# [EXERCISE DETAILS]
Retype exactly the lines from the line with "Parse this screenshot: output" to the end of the data, keeping both boundary lines.

# [SUPPLIED ENTRIES]
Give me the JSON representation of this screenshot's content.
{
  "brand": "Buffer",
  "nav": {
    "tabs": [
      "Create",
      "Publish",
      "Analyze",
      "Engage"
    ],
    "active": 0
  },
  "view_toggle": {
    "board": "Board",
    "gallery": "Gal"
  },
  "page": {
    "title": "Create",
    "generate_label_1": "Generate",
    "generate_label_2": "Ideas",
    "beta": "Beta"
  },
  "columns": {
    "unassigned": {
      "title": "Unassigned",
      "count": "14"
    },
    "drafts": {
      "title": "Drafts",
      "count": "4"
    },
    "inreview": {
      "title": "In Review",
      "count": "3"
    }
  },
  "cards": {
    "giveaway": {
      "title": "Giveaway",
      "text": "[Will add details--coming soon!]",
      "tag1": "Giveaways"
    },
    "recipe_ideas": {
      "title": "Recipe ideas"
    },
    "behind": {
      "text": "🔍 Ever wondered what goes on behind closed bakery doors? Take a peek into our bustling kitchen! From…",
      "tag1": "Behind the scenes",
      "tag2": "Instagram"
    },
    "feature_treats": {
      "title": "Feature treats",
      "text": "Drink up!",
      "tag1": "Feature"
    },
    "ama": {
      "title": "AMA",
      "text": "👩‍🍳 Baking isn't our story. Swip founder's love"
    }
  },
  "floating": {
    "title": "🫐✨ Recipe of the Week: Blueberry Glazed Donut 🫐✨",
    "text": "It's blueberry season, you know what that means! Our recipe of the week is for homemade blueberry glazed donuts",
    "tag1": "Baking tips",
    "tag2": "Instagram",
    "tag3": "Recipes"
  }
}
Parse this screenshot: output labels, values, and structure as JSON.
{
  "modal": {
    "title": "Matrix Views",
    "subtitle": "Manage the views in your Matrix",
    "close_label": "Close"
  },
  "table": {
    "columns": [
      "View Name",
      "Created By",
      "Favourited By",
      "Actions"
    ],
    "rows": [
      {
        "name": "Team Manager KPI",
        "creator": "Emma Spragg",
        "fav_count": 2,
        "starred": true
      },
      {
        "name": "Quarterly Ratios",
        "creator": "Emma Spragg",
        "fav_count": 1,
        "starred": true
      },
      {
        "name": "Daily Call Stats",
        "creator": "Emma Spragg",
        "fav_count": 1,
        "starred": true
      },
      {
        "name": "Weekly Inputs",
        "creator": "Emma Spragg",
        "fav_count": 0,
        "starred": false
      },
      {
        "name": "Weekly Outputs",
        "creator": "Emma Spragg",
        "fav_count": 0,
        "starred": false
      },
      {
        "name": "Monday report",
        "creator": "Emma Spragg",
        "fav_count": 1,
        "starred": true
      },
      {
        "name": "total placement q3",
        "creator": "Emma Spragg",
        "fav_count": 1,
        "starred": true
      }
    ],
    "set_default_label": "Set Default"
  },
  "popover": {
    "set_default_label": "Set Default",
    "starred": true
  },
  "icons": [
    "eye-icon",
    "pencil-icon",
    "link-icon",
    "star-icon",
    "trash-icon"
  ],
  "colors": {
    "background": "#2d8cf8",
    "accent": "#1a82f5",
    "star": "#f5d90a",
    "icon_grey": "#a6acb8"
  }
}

# [CORRECT RESULT]
Parse this screenshot: output labels, values, and structure as JSON.
{
  "modal": {
    "title": "Matrix Views",
    "subtitle": "Manage the views in your Matrix",
    "close_label": "Close"
  },
  "table": {
    "columns": [
      "View Name",
      "Created By",
      "Favourited By",
      "Actions"
    ],
    "rows": [
      {
        "name": "Team Manager KPI",
        "creator": "Emma Spragg",
        "fav_count": 2,
        "starred": true
      },
      {
        "name": "Quarterly Ratios",
        "creator": "Emma Spragg",
        "fav_count": 1,
        "starred": true
      },
      {
        "name": "Daily Call Stats",
        "creator": "Emma Spragg",
        "fav_count": 1,
        "starred": true
      },
      {
        "name": "Weekly Inputs",
        "creator": "Emma Spragg",
        "fav_count": 0,
        "starred": false
      },
      {
        "name": "Weekly Outputs",
        "creator": "Emma Spragg",
        "fav_count": 0,
        "starred": false
      },
      {
        "name": "Monday report",
        "creator": "Emma Spragg",
        "fav_count": 1,
        "starred": true
      },
      {
        "name": "total placement q3",
        "creator": "Emma Spragg",
        "fav_count": 1,
        "starred": true
      }
    ],
    "set_default_label": "Set Default"
  },
  "popover": {
    "set_default_label": "Set Default",
    "starred": true
  },
  "icons": [
    "eye-icon",
    "pencil-icon",
    "link-icon",
    "star-icon",
    "trash-icon"
  ],
  "colors": {
    "background": "#2d8cf8",
    "accent": "#1a82f5",
    "star": "#f5d90a",
    "icon_grey": "#a6acb8"
  }
}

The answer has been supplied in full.